Identify the lines that contain the string "ทยาล" and report only how many there are.

------------------------------------------------------------------------

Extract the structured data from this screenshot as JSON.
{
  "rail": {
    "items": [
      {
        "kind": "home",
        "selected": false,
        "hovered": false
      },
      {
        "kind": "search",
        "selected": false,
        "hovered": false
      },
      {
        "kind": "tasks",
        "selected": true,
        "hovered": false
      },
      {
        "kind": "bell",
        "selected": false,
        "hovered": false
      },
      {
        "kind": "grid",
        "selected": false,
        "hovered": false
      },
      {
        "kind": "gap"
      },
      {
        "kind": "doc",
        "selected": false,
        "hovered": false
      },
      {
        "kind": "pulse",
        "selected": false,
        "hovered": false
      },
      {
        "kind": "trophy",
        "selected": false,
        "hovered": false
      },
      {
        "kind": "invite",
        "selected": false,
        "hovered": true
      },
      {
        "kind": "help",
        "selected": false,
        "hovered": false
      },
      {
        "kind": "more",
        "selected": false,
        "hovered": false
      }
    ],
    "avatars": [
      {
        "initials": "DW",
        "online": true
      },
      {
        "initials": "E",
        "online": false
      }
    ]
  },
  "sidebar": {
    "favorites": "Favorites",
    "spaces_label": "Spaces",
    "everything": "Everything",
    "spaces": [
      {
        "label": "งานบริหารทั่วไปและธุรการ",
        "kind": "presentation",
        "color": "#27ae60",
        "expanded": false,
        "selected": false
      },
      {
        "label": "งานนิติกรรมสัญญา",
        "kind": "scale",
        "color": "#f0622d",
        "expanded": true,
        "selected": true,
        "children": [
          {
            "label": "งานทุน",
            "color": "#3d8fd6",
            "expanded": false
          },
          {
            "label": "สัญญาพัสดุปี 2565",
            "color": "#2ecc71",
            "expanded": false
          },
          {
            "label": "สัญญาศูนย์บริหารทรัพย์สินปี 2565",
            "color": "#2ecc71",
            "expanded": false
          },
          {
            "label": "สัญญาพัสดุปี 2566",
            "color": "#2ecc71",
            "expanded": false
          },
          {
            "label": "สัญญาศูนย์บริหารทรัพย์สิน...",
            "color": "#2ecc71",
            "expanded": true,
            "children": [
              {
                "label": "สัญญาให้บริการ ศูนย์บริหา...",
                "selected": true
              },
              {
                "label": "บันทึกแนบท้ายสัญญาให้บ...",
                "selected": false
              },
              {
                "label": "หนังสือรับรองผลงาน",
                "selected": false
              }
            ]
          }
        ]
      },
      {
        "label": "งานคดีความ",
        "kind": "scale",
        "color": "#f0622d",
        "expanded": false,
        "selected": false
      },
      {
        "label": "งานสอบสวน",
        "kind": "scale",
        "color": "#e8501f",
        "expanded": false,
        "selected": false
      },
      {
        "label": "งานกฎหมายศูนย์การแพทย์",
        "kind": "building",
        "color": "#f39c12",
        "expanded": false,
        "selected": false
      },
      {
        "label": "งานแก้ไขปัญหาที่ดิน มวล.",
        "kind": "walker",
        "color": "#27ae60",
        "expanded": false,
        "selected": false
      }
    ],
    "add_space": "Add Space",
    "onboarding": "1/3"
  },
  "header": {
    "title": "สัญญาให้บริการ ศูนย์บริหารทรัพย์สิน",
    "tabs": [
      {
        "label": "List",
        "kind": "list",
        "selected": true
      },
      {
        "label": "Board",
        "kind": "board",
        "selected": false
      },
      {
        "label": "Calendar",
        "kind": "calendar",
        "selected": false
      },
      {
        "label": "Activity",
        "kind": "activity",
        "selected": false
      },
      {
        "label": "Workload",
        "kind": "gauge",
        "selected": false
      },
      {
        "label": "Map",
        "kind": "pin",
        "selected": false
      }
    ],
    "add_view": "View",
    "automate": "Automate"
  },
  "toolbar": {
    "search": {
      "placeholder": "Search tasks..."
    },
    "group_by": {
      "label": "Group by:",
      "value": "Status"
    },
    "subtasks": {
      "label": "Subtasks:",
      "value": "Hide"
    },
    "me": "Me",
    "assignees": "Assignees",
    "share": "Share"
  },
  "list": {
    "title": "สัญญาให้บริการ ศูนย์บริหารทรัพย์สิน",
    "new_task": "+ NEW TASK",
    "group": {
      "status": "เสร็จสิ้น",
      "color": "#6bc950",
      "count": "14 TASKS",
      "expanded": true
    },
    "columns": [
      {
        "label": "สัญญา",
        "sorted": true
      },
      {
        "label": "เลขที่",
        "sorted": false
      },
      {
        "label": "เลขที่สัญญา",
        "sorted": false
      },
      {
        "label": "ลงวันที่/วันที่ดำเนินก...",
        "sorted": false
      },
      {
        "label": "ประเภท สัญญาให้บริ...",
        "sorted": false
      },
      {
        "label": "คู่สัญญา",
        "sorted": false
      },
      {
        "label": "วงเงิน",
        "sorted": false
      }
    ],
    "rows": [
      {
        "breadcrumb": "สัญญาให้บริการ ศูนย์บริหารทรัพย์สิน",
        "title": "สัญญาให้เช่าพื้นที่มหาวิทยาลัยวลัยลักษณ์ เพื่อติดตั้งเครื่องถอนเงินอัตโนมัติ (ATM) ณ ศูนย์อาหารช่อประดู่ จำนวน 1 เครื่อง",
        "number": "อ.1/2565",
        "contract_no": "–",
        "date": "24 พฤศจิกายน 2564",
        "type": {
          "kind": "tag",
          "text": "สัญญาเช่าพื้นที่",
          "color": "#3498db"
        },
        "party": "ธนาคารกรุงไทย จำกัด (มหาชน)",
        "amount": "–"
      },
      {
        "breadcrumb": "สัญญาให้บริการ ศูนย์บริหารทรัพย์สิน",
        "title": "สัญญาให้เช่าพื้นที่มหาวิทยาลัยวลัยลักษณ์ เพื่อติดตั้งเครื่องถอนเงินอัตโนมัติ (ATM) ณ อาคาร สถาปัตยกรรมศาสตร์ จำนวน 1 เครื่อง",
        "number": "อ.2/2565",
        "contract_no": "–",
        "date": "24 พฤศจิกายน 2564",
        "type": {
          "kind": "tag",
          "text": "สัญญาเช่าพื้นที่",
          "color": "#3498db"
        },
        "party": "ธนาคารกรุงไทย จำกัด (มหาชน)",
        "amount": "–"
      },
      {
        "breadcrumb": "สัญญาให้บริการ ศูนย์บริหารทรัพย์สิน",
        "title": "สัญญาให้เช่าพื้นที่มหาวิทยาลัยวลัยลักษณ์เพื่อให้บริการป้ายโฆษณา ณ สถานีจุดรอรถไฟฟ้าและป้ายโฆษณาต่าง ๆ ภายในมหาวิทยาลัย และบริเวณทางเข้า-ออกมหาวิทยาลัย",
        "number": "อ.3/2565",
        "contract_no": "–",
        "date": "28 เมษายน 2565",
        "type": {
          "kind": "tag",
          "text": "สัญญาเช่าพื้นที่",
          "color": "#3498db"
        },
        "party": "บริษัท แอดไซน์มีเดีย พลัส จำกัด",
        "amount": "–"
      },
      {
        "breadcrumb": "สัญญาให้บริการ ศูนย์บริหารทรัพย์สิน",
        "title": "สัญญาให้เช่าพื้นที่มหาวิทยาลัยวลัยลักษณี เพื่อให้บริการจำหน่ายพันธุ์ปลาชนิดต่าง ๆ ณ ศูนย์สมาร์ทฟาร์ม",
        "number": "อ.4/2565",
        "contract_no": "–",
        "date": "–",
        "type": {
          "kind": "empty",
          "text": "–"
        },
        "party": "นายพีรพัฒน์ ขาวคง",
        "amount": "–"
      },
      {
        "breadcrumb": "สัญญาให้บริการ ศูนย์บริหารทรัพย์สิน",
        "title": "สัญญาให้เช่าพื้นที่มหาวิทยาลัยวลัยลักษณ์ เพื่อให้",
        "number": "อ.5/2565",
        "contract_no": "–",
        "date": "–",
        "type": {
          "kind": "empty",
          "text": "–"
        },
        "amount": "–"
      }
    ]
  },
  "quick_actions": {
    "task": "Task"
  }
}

------------------------------------------------------------------------

## Finished exercise:
5